**** SOURCE TEXT ****

Last year was weird for me—bouts of sobriety and celibacy contributed to my ongoing quest for clarity.
In between Vipassana and other forms of masochism, I reconnected with my estranged father. I went all the way to Michigan to sit across from him.
I made the choice to honor brand new voices and cravings within—stability, dependability, reliability—all qualities in the world I’d like to see. Somewhere along the road of last year, I realized I have to be willing to offer precisely that which I wished to receive.
If I want to have a father, I have to first be willing to be a son.
And just like that—an intention sprang from a moment of reflection.
Meeting my father, seeing him in me and watching as he boldly reconnected to his daughters has left me inspired to think that I am ready to offer (and receive) something special to and from humanity—gratitude for every face, humility, compassion in action, in a word—grace.
Life seems to continually repackage a single question—are you ready?
“Are you ready to forgive?”
Not just one thing, or somebody, but everything and everybody—from inequality and political systems, to perpetrators and their victims—are you ready?

****

◆ REQUIRED WORK:
1. Answer these questions using the essay, one answer per line, marked (a), (b) and (c):
(a) Where did the writer travel to sit across from the father?
(b) Which three qualities does the writer name as new voices and cravings to honor?
(c) What single question does life seem to keep repackaging?
2. Rewrite the essay from "Last year was" down to "to be a son.", putting "distant" in place of "estranged".
3. Please sum up the essay in two sentences.

**** GIVEN INFORMATION ****

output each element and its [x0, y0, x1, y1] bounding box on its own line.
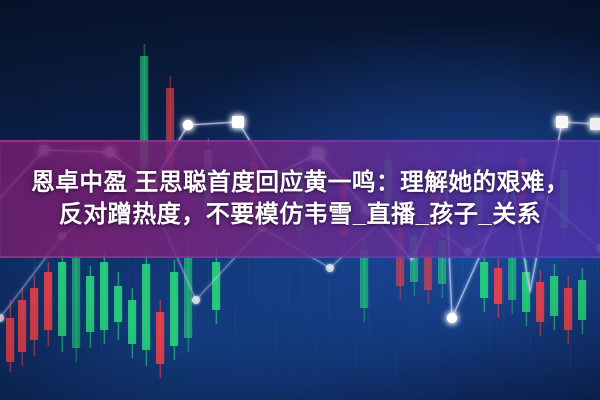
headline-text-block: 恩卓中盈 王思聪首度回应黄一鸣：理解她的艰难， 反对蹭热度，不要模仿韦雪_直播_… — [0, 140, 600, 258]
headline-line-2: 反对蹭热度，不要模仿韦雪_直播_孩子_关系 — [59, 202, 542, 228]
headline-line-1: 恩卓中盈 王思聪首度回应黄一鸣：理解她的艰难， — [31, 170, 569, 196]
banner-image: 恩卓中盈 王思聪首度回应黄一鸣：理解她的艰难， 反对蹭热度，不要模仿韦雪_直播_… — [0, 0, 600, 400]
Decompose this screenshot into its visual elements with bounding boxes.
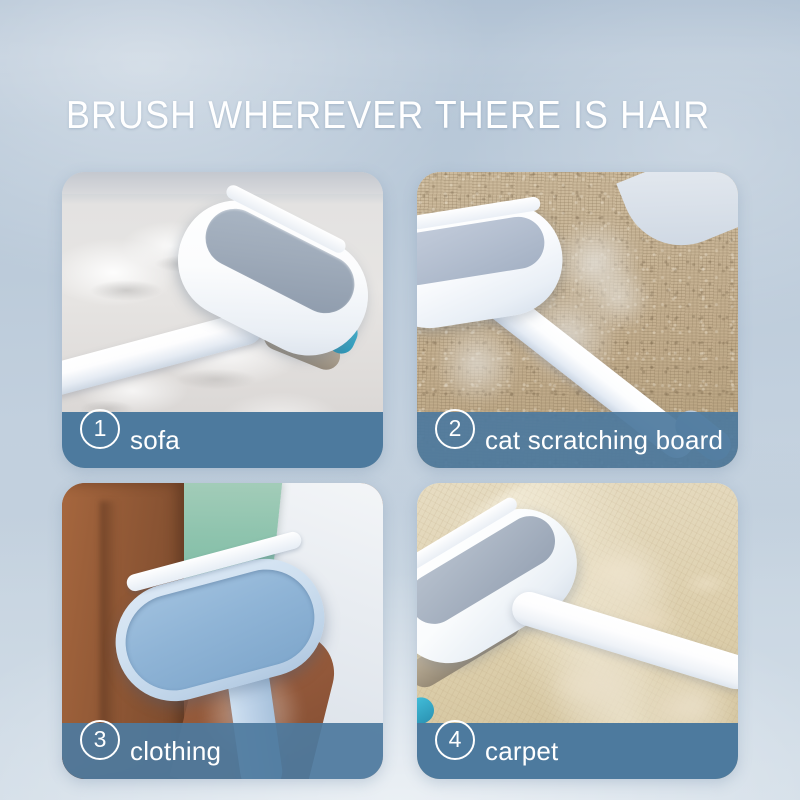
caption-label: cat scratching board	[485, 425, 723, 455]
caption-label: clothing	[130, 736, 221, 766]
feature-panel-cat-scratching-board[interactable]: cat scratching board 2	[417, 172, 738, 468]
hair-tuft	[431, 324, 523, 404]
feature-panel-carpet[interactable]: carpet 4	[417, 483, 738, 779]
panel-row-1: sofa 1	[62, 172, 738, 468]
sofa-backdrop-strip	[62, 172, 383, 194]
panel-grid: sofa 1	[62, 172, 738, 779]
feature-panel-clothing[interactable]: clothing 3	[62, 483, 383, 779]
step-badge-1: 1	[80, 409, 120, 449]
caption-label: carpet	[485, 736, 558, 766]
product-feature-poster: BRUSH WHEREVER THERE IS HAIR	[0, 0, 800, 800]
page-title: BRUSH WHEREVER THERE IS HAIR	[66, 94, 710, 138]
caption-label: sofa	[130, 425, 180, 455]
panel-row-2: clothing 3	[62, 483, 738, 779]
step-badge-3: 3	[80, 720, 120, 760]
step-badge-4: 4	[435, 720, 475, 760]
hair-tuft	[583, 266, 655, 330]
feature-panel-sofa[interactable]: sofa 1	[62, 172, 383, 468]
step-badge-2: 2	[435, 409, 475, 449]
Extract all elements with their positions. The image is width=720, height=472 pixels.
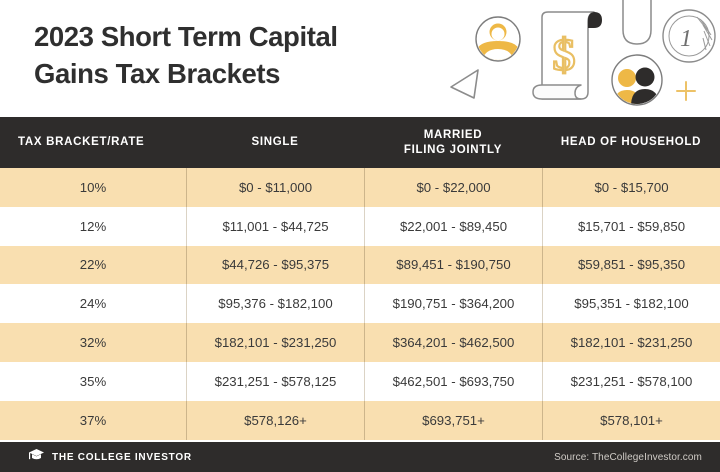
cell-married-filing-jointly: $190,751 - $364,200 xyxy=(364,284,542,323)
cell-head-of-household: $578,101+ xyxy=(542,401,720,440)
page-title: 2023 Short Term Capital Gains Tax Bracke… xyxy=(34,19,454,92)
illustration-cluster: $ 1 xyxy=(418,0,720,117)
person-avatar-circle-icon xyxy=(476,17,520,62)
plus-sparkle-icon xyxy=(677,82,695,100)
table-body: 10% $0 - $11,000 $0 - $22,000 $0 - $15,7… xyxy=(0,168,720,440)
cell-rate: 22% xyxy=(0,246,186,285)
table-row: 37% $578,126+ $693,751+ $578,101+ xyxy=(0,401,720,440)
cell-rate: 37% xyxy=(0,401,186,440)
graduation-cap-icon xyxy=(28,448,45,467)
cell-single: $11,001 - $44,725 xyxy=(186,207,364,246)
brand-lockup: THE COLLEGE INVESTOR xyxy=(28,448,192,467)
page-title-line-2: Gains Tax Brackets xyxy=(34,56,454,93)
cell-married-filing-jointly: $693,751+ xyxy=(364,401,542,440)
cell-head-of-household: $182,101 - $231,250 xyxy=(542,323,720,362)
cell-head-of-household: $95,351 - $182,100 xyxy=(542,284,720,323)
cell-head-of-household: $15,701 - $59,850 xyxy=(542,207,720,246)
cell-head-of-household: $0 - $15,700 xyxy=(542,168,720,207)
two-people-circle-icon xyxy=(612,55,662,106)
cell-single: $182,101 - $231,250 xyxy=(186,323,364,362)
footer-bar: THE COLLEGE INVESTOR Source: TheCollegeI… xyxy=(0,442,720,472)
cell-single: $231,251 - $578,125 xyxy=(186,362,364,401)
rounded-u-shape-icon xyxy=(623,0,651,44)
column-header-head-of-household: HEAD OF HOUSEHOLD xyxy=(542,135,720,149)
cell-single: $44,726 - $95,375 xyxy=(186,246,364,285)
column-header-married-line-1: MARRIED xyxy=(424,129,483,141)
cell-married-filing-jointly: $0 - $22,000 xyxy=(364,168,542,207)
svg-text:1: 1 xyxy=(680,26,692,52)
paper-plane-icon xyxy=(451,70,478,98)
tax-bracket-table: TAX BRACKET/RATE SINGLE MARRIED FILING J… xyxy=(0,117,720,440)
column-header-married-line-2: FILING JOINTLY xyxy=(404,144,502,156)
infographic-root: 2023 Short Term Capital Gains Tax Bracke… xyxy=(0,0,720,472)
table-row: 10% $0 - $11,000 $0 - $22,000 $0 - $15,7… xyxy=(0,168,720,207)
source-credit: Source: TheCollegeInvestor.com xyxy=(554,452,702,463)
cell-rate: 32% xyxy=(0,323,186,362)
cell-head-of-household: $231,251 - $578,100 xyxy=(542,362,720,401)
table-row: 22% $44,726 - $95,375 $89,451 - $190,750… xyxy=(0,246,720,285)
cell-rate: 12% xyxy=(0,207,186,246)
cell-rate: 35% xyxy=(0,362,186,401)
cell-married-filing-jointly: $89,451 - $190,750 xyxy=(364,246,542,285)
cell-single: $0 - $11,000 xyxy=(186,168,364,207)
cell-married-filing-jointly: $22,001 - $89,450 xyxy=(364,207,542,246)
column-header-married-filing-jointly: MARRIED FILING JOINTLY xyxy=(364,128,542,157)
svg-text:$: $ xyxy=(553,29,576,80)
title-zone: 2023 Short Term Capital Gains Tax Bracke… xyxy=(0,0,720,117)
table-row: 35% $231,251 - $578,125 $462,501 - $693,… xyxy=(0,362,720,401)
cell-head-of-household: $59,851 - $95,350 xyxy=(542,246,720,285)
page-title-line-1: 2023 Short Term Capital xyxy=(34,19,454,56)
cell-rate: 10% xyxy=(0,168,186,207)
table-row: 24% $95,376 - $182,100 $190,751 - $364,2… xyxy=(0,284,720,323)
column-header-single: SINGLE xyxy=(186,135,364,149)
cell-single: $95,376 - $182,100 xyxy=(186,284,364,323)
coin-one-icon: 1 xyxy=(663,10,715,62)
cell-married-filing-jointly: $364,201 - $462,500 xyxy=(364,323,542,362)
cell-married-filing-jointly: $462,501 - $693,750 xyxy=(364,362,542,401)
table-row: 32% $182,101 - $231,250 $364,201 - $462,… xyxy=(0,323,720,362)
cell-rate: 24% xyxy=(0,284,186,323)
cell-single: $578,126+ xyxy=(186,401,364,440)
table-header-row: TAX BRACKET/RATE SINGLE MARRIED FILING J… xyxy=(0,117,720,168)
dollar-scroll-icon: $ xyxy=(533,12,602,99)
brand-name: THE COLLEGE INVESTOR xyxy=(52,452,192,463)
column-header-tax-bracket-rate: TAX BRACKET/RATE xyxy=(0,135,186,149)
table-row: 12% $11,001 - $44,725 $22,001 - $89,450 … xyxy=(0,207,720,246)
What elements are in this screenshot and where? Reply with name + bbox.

****
**** GIVEN INFORMATION ****

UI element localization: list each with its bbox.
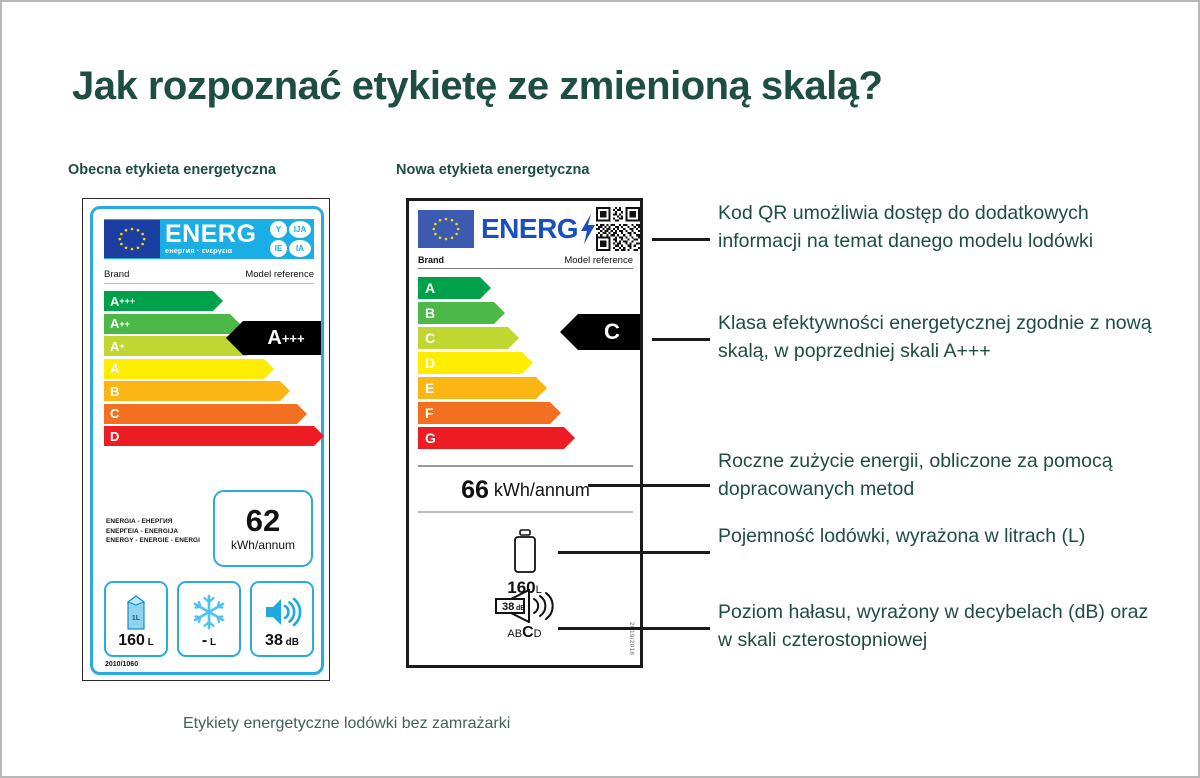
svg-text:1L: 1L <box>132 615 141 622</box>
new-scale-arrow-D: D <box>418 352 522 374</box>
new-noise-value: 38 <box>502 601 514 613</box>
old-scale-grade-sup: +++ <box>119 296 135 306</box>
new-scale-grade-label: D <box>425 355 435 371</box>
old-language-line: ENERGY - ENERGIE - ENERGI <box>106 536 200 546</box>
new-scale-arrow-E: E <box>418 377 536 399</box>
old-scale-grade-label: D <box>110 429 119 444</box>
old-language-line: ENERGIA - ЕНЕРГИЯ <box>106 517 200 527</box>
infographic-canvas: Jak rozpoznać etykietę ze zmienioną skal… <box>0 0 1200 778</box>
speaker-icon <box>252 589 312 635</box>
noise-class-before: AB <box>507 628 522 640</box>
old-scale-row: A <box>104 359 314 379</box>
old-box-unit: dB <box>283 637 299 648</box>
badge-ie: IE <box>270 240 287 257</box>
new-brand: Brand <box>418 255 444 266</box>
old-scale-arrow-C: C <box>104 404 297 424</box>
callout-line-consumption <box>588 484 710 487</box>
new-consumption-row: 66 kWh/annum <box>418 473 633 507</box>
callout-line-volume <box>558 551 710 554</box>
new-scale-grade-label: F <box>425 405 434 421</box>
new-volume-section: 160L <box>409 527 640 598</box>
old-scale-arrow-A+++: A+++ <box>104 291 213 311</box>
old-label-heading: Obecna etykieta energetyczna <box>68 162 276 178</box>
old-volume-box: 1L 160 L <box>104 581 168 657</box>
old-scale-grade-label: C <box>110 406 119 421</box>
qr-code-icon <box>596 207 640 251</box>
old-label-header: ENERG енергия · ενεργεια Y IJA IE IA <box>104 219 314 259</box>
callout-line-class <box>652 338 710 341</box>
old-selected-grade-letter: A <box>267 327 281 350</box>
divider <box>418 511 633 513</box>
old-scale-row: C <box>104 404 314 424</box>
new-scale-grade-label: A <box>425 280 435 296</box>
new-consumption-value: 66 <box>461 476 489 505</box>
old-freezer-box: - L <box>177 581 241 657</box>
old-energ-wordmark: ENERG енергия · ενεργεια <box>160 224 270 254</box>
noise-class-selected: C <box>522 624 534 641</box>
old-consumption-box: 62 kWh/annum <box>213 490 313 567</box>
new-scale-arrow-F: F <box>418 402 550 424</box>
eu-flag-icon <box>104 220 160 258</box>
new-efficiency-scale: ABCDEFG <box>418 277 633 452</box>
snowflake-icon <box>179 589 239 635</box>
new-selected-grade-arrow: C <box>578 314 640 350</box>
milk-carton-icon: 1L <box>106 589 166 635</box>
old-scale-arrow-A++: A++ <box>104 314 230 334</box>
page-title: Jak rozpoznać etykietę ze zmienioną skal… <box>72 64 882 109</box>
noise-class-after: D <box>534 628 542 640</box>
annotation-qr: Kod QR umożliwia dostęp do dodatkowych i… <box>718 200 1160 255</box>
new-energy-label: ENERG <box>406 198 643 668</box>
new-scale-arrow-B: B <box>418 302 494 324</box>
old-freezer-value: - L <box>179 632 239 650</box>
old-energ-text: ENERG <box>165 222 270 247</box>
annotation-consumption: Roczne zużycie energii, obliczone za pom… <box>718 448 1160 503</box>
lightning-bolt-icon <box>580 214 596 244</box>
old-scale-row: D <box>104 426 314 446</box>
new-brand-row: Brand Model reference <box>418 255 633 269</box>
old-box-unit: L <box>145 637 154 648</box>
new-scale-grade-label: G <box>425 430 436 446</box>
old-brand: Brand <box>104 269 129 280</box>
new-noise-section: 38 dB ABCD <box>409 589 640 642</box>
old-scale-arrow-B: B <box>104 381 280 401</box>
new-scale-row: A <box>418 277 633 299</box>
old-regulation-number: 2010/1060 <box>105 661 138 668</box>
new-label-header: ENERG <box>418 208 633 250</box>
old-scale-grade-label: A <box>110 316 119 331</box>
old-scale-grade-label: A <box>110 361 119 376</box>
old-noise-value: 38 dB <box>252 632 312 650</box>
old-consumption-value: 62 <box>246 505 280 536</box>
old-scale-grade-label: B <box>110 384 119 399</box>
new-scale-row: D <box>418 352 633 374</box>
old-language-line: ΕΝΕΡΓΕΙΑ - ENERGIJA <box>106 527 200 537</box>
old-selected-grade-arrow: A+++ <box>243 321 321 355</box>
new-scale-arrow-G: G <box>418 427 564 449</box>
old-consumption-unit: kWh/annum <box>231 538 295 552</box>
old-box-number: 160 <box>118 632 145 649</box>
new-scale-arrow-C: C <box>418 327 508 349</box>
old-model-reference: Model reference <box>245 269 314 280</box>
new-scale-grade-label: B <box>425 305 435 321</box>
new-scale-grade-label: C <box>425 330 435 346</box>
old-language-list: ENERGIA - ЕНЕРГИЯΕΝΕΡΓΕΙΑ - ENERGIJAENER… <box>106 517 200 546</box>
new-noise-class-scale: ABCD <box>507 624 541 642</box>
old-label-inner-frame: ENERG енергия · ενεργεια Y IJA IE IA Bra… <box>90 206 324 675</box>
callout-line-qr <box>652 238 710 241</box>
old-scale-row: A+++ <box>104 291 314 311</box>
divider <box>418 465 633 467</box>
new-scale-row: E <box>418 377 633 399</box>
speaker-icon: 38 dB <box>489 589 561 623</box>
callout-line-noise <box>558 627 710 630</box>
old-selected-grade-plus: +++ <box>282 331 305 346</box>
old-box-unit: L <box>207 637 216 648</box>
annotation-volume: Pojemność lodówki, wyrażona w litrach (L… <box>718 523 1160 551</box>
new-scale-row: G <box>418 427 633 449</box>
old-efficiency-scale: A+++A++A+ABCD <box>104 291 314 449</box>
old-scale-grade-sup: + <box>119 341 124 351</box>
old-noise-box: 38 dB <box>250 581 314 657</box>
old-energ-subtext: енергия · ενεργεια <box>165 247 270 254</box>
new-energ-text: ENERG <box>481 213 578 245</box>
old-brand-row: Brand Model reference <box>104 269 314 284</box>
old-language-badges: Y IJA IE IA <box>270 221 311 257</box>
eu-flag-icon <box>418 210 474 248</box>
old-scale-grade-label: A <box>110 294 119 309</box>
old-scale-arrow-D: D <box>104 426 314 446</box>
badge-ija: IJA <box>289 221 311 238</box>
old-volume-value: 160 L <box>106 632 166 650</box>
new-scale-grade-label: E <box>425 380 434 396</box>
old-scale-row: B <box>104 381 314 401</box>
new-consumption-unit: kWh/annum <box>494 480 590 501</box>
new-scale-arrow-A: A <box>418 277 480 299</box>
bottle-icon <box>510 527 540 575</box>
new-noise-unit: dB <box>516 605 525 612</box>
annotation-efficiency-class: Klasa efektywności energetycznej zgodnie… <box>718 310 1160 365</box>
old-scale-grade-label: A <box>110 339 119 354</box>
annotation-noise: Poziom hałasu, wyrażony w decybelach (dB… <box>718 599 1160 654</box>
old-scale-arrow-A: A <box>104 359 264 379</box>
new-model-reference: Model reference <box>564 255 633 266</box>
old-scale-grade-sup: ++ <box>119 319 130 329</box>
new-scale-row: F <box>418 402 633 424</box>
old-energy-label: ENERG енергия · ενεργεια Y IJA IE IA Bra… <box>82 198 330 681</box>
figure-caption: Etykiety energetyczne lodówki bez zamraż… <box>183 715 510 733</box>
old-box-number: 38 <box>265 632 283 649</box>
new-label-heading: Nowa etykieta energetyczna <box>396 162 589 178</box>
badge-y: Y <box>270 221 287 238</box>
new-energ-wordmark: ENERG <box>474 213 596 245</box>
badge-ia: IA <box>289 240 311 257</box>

****

◆ CORRECT ANSWERS:
1.
(a) Michigan
(b) Stability, dependability and reliability
(c) "Are you ready?"

2.
Last year was weird for me—bouts of sobriety and celibacy contributed to my ongoing quest for clarity.
In between Vipassana and other forms of masochism, I reconnected with my distant father. I went all the way to Michigan to sit across from him.
I made the choice to honor brand new voices and cravings within—stability, dependability, reliability—all qualities in the world I’d like to see. Somewhere along the road of last year, I realized I have to be willing to offer precisely that which I wished to receive.
If I want to have a father, I have to first be willing to be a son.

3. During a year of sobriety, celibacy and a search for clarity, the writer went to Michigan to reconnect with an estranged father and realized that one must be willing to offer what one wishes to receive. Meeting the father left the writer ready to offer and receive grace, facing life's recurring question of whether one is ready to forgive everything and everybody.